§ Exercise details
Comb through the entries for "structure" and pull out each line that holds it.

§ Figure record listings
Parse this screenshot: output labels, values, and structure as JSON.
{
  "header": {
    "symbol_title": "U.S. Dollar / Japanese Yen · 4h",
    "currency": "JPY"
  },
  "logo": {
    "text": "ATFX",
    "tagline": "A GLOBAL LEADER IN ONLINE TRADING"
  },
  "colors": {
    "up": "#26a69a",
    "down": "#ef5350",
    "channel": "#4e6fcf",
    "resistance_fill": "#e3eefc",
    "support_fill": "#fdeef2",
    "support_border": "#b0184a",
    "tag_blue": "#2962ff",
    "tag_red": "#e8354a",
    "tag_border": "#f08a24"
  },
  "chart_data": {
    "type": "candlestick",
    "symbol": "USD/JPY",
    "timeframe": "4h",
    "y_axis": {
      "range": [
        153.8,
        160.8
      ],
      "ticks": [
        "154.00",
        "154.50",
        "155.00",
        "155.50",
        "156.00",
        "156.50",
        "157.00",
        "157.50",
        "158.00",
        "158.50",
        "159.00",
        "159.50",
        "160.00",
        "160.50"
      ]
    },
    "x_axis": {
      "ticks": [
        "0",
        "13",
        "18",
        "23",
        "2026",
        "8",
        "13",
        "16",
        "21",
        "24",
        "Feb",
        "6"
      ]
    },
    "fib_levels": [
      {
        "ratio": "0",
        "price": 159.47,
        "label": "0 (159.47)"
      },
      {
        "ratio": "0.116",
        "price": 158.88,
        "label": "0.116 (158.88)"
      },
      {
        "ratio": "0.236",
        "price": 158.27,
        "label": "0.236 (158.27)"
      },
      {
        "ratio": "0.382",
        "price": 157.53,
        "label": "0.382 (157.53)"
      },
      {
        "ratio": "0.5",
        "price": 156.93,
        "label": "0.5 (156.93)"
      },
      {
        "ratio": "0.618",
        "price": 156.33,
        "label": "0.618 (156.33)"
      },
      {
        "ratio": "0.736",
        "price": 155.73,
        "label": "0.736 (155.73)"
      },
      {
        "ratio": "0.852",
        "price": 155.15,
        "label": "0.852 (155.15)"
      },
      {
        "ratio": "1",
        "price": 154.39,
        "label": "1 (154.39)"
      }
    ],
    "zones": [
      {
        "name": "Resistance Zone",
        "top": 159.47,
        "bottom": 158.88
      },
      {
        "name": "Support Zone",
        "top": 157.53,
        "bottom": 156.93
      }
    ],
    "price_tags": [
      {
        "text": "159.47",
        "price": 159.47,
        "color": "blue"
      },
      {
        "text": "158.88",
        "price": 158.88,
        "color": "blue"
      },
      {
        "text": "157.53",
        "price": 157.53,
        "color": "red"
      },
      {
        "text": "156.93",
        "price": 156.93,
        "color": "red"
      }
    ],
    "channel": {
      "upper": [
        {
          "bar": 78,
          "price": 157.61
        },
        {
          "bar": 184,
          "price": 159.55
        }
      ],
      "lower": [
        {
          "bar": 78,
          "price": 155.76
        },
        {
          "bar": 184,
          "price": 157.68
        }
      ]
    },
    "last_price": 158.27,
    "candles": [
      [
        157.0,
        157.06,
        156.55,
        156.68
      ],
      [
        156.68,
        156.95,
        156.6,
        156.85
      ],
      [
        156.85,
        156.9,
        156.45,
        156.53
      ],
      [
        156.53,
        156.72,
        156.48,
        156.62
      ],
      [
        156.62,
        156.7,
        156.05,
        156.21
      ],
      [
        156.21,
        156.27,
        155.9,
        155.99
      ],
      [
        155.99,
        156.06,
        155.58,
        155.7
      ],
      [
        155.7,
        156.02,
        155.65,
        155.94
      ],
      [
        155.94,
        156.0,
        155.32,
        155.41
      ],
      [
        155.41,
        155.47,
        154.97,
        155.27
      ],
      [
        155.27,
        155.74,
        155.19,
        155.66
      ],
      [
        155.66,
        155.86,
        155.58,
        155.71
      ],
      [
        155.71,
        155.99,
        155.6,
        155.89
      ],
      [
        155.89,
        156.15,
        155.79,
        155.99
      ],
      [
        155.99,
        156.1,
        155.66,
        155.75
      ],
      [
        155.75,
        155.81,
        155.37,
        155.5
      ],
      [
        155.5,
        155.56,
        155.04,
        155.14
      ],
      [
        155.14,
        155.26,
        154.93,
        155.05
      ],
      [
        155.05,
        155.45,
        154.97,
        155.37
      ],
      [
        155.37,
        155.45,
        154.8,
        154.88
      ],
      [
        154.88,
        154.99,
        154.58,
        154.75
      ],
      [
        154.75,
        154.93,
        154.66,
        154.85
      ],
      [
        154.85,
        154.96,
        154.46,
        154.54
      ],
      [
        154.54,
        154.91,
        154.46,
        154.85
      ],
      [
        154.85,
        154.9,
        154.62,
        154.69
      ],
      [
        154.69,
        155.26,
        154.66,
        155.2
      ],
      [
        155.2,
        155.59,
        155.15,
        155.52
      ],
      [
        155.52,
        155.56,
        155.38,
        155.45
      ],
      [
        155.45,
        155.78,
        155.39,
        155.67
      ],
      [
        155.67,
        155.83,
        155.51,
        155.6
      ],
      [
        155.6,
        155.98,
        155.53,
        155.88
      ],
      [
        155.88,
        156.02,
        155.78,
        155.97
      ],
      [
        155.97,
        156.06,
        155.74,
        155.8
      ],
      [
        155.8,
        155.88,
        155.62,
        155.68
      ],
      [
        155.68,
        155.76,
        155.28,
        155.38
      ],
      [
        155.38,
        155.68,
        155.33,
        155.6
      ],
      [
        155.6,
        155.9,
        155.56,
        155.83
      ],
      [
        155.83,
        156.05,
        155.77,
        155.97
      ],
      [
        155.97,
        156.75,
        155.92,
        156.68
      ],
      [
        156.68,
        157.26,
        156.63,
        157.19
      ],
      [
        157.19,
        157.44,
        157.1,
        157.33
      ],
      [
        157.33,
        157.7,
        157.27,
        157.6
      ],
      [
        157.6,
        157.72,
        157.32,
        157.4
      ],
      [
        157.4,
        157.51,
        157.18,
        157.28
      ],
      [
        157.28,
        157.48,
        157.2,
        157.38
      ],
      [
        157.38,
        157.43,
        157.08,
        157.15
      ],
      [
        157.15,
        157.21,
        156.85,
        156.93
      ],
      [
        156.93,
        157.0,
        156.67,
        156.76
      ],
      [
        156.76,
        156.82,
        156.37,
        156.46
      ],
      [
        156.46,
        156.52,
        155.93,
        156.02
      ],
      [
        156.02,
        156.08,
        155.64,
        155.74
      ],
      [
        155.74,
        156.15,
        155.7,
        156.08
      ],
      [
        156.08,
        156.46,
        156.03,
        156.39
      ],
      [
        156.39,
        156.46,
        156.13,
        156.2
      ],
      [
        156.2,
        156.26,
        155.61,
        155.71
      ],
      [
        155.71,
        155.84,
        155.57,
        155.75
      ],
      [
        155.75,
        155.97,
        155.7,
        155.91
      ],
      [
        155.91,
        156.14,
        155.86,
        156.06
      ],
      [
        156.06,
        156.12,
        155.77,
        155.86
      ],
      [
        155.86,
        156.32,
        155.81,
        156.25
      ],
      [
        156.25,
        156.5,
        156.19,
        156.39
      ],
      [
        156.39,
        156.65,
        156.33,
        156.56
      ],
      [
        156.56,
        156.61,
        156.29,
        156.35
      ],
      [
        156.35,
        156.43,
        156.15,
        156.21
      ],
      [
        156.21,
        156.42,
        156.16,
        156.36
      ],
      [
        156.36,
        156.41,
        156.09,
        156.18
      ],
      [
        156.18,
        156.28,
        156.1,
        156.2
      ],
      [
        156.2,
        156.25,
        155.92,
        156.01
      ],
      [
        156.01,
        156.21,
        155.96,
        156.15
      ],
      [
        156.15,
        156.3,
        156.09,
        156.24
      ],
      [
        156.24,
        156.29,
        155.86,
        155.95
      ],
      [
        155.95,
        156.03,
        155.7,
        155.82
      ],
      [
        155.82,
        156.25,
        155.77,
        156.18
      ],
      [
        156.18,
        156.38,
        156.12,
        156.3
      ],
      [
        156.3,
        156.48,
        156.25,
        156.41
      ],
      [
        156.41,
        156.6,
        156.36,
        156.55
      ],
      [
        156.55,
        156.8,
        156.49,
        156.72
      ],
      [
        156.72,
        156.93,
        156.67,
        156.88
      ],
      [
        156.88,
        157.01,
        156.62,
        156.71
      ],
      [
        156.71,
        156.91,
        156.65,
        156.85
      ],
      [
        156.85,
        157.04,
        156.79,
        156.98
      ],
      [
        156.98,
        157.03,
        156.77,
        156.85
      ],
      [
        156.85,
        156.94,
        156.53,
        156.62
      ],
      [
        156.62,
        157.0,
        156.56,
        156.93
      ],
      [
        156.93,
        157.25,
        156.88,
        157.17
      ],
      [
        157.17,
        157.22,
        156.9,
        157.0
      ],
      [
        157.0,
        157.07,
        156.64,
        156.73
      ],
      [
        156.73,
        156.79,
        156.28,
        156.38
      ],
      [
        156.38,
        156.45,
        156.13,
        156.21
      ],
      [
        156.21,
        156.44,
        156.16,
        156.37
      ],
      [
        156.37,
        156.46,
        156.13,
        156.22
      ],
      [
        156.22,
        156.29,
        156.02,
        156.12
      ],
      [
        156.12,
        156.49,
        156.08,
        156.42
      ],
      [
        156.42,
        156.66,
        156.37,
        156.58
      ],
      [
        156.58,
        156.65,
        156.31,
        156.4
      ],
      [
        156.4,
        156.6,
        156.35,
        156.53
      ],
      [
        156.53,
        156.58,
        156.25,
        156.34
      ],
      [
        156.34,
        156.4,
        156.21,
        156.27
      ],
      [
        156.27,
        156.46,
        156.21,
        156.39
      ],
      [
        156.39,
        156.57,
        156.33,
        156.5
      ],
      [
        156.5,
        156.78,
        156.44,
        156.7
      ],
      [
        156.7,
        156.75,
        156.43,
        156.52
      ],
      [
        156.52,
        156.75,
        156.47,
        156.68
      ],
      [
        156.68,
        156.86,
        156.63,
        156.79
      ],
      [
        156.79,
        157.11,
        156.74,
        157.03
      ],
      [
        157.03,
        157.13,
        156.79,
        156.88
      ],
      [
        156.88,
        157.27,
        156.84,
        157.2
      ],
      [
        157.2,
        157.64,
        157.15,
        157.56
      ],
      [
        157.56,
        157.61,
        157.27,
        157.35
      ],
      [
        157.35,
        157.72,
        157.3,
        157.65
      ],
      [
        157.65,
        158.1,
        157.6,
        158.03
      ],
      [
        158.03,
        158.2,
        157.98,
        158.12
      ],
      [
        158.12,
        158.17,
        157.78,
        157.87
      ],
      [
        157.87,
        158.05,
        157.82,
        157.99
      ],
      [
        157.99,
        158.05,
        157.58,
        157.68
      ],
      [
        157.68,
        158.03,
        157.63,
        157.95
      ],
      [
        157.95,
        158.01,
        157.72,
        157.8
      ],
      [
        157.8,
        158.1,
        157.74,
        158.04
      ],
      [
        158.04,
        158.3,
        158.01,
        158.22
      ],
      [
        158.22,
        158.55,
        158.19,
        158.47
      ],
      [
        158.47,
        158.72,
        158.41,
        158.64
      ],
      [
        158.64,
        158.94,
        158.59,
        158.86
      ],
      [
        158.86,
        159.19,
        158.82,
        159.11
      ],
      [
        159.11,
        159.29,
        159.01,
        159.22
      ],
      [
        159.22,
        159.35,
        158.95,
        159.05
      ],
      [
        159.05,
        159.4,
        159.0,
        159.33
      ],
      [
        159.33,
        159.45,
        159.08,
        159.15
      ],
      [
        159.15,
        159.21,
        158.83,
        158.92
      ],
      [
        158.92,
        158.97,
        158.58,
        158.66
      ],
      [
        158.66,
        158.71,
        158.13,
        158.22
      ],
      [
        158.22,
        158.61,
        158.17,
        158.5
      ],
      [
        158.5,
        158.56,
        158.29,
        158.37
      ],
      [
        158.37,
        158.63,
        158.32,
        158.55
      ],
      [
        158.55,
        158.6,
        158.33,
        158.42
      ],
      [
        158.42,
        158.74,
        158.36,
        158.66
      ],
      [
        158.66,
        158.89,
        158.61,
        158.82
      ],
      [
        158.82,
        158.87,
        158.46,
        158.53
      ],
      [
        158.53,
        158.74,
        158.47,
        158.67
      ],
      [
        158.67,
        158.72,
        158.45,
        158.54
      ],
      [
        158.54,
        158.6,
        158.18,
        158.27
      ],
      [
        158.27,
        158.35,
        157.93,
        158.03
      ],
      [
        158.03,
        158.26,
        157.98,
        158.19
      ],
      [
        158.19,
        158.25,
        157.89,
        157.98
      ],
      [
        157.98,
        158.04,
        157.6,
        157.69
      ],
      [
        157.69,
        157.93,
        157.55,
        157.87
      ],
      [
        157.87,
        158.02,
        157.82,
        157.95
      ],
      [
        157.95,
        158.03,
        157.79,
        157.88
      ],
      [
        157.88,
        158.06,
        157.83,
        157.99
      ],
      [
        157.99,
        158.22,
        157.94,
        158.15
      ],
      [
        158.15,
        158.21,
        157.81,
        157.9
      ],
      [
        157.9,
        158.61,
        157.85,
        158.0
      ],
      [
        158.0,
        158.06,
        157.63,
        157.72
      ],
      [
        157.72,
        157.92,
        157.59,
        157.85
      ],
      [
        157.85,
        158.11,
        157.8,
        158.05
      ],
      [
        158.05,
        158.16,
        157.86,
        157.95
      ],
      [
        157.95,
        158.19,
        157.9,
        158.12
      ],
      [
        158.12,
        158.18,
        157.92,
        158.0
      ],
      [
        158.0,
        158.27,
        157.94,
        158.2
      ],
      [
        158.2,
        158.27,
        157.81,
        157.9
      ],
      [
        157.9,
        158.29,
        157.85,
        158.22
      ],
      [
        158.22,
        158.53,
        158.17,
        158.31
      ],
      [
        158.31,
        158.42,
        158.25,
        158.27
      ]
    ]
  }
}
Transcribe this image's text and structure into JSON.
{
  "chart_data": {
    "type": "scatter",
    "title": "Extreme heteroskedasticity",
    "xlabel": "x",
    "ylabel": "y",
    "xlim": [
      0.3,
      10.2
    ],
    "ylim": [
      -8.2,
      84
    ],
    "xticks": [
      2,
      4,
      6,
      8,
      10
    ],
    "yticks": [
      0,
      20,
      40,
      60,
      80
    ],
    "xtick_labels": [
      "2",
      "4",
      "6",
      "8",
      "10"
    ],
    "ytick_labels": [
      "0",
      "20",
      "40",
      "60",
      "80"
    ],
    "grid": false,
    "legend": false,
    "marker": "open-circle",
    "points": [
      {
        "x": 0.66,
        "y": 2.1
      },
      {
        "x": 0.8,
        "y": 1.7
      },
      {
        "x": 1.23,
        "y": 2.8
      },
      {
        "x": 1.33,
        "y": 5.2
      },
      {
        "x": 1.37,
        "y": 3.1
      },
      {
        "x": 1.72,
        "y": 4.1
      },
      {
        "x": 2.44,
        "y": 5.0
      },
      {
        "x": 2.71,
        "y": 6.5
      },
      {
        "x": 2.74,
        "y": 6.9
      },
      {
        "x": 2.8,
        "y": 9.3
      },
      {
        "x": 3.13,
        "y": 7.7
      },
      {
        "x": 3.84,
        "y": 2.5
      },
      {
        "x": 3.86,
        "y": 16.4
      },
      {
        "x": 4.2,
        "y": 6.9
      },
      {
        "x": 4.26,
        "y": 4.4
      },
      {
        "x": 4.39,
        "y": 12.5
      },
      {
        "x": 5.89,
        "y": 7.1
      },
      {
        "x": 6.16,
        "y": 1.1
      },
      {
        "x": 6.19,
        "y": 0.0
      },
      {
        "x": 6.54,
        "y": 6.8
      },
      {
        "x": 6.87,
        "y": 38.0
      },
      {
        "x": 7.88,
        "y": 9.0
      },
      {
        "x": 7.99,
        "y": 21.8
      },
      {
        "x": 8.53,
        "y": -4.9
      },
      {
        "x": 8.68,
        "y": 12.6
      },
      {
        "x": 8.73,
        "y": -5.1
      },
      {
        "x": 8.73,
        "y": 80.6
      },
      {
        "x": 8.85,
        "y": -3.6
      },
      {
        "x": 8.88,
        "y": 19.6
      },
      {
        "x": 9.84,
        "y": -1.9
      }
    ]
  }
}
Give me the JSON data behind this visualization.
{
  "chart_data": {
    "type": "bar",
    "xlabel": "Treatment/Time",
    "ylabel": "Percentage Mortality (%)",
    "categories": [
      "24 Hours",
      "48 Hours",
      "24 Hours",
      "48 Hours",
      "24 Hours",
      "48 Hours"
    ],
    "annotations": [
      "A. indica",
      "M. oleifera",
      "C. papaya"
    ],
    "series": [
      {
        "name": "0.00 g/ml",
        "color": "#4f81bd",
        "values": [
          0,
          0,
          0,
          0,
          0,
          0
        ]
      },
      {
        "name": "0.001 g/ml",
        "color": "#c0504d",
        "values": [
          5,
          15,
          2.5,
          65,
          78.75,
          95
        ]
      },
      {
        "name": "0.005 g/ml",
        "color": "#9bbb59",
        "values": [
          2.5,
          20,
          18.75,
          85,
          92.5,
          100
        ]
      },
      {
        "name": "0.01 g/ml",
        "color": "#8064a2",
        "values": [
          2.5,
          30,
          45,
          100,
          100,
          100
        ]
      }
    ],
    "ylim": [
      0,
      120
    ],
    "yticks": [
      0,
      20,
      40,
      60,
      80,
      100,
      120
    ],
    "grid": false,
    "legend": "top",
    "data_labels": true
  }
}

§ Final result
Parse this screenshot: output labels, values, and structure as JSON.
Transcribe this image's text and structure into JSON.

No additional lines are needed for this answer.